» **WHAT THE EXERCISE ASKS**: A line counts if it contains the string "заболевания"; say how many such lines there are, giving only the number.

==== RECORDS SUPPLIED ====

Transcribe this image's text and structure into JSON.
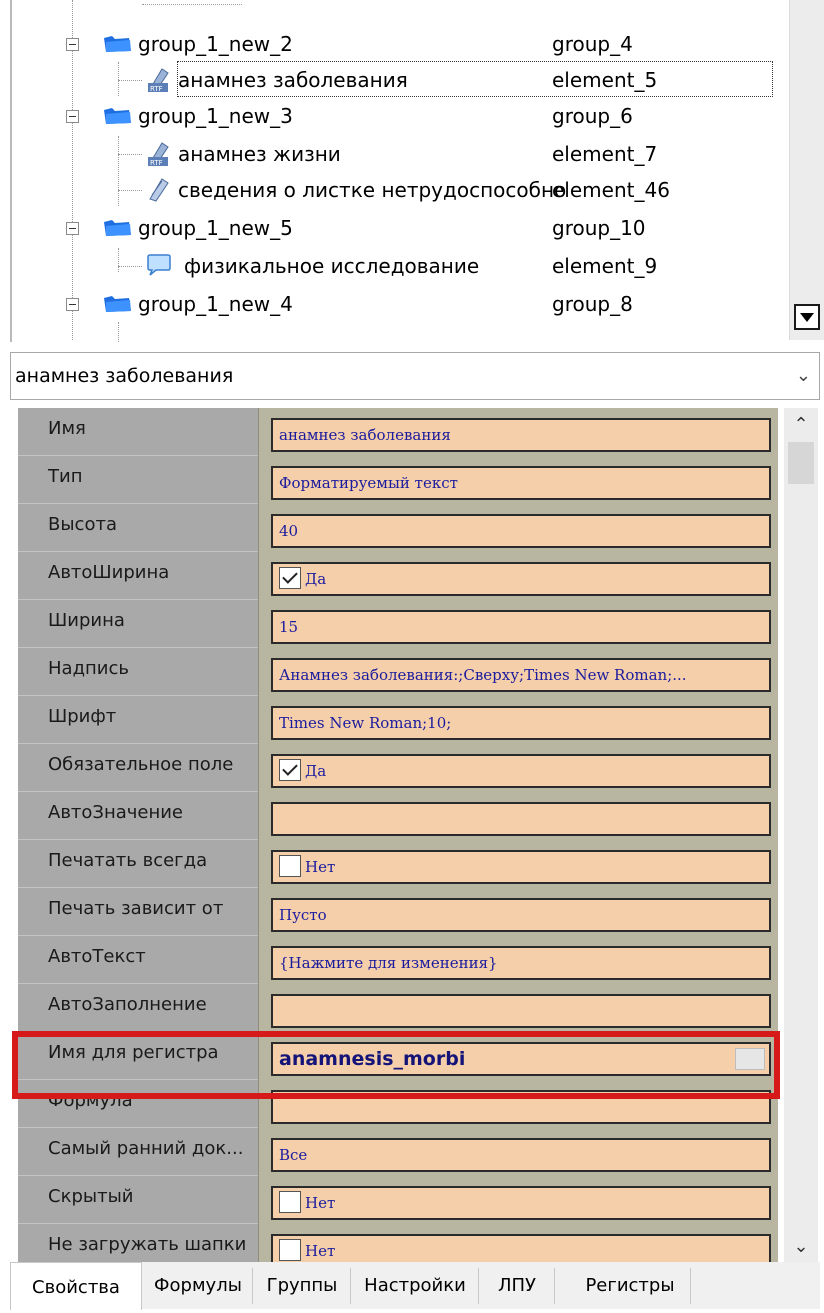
{
  "tree": {
    "rows": [
      {
        "name": "group_1_new_2",
        "id": "group_4",
        "kind": "group"
      },
      {
        "name": "анамнез заболевания",
        "id": "element_5",
        "kind": "rtf",
        "selected": true
      },
      {
        "name": "group_1_new_3",
        "id": "group_6",
        "kind": "group"
      },
      {
        "name": "анамнез жизни",
        "id": "element_7",
        "kind": "rtf"
      },
      {
        "name": "сведения о листке нетрудоспособно",
        "id": "element_46",
        "kind": "text"
      },
      {
        "name": "group_1_new_5",
        "id": "group_10",
        "kind": "group"
      },
      {
        "name": "физикальное исследование",
        "id": "element_9",
        "kind": "comment"
      },
      {
        "name": "group_1_new_4",
        "id": "group_8",
        "kind": "group"
      }
    ],
    "icons": {
      "group": "folder-icon",
      "rtf": "rtf-document-icon",
      "text": "document-icon",
      "comment": "speech-bubble-icon"
    }
  },
  "combo": {
    "value": "анамнез заболевания",
    "arrow": "chevron-down-icon"
  },
  "properties": [
    {
      "name": "Имя",
      "value": "анамнез заболевания"
    },
    {
      "name": "Тип",
      "value": "Форматируемый текст"
    },
    {
      "name": "Высота",
      "value": "40"
    },
    {
      "name": "АвтоШирина",
      "value": "Да",
      "checkbox": true,
      "checked": true
    },
    {
      "name": "Ширина",
      "value": "15"
    },
    {
      "name": "Надпись",
      "value": "Анамнез заболевания:;Сверху;Times New Roman;...",
      "expandable": true
    },
    {
      "name": "Шрифт",
      "value": "Times New Roman;10;",
      "expandable": true
    },
    {
      "name": "Обязательное поле",
      "value": "Да",
      "checkbox": true,
      "checked": true
    },
    {
      "name": "АвтоЗначение",
      "value": ""
    },
    {
      "name": "Печатать всегда",
      "value": "Нет",
      "checkbox": true,
      "checked": false
    },
    {
      "name": "Печать зависит от",
      "value": "Пусто"
    },
    {
      "name": "АвтоТекст",
      "value": "{Нажмите для изменения}"
    },
    {
      "name": "АвтоЗаполнение",
      "value": ""
    },
    {
      "name": "Имя для регистра",
      "value": "anamnesis_morbi",
      "bold": true,
      "highlighted": true
    },
    {
      "name": "Формула",
      "value": ""
    },
    {
      "name": "Самый ранний док...",
      "value": "Все"
    },
    {
      "name": "Скрытый",
      "value": "Нет",
      "checkbox": true,
      "checked": false
    },
    {
      "name": "Не загружать шапки",
      "value": "Нет",
      "checkbox": true,
      "checked": false
    }
  ],
  "tabs": [
    {
      "label": "Свойства",
      "active": true
    },
    {
      "label": "Формулы"
    },
    {
      "label": "Группы"
    },
    {
      "label": "Настройки"
    },
    {
      "label": "ЛПУ"
    },
    {
      "label": "Регистры"
    }
  ],
  "colors": {
    "value_bg": "#f5ceaa",
    "value_text": "#1b1b9e",
    "name_bg": "#a9a9a9",
    "highlight": "#d61a1a"
  }
}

====

» **RESULT OF THE EXERCISE**: 4